> _What is asked_:
Quote all of the data that follows exactly as written, skipping the images.
■ ■ ■ ■
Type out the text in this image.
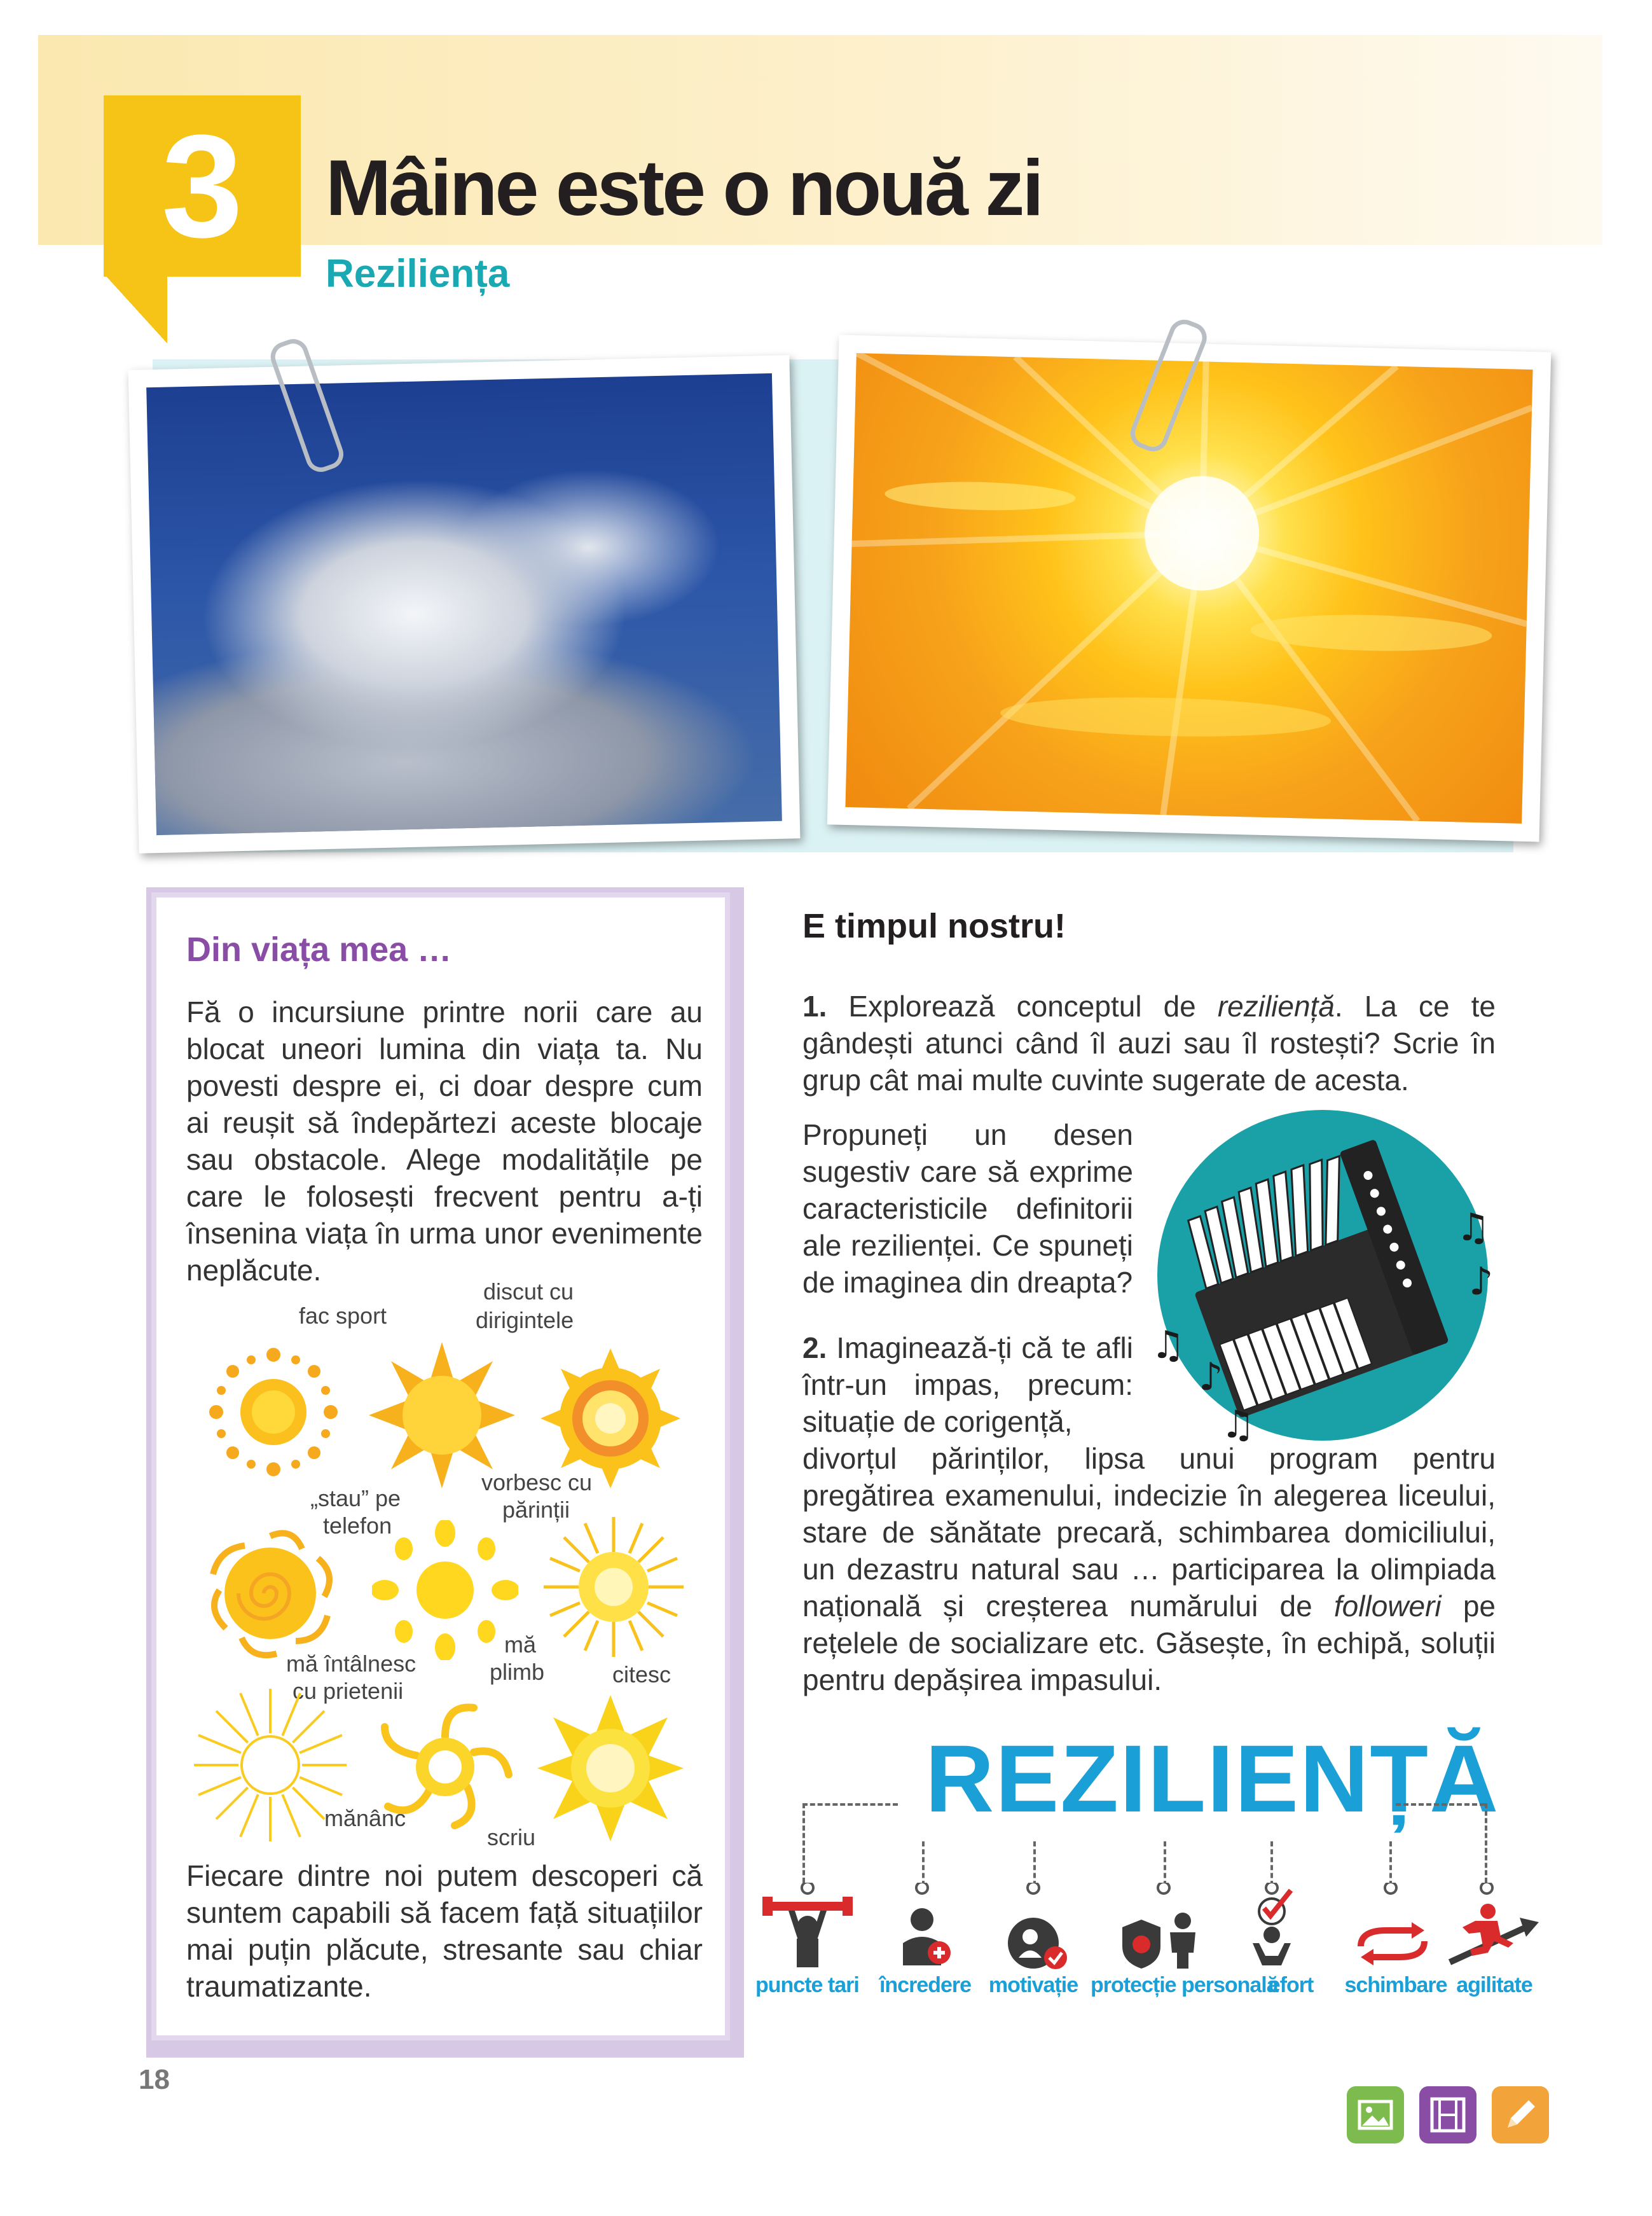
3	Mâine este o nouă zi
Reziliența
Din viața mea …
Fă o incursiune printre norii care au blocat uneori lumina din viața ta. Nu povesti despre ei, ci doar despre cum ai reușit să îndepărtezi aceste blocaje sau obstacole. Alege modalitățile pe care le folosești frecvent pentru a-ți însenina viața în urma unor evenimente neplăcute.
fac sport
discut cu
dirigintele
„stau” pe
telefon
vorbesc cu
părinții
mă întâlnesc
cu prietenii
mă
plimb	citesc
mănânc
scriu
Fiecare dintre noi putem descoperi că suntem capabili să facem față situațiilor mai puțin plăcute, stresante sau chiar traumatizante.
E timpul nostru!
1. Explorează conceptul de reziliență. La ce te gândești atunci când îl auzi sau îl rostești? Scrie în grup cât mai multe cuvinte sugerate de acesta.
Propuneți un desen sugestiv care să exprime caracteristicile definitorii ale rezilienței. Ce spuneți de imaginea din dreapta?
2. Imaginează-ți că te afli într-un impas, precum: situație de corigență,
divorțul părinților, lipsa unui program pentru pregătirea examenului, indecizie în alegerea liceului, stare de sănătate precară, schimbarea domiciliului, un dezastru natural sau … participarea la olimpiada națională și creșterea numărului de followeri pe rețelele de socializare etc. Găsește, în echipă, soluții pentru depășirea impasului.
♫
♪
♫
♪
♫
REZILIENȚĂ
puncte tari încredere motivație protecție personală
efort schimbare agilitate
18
■ ■ ■ ■
> _Problem solution_:
Type out the text in this image.
3	Mâine este o nouă zi
Reziliența
Din viața mea …
Fă o incursiune printre norii care au blocat uneori lumina din viața ta. Nu povesti despre ei, ci doar despre cum ai reușit să îndepărtezi aceste blocaje sau obstacole. Alege modalitățile pe care le folosești frecvent pentru a-ți însenina viața în urma unor evenimente neplăcute.
fac sport
discut cu
dirigintele
„stau” pe
telefon
vorbesc cu
părinții
mă întâlnesc
cu prietenii
mă
plimb	citesc
mănânc
scriu
Fiecare dintre noi putem descoperi că suntem capabili să facem față situațiilor mai puțin plăcute, stresante sau chiar traumatizante.
E timpul nostru!
1. Explorează conceptul de reziliență. La ce te gândești atunci când îl auzi sau îl rostești? Scrie în grup cât mai multe cuvinte sugerate de acesta.
Propuneți un desen sugestiv care să exprime caracteristicile definitorii ale rezilienței. Ce spuneți de imaginea din dreapta?
2. Imaginează-ți că te afli într-un impas, precum: situație de corigență,
divorțul părinților, lipsa unui program pentru pregătirea examenului, indecizie în alegerea liceului, stare de sănătate precară, schimbarea domiciliului, un dezastru natural sau … participarea la olimpiada națională și creșterea numărului de followeri pe rețelele de socializare etc. Găsește, în echipă, soluții pentru depășirea impasului.
♫
♪
♫
♪
♫
REZILIENȚĂ
puncte tari încredere motivație protecție personală
efort schimbare agilitate
18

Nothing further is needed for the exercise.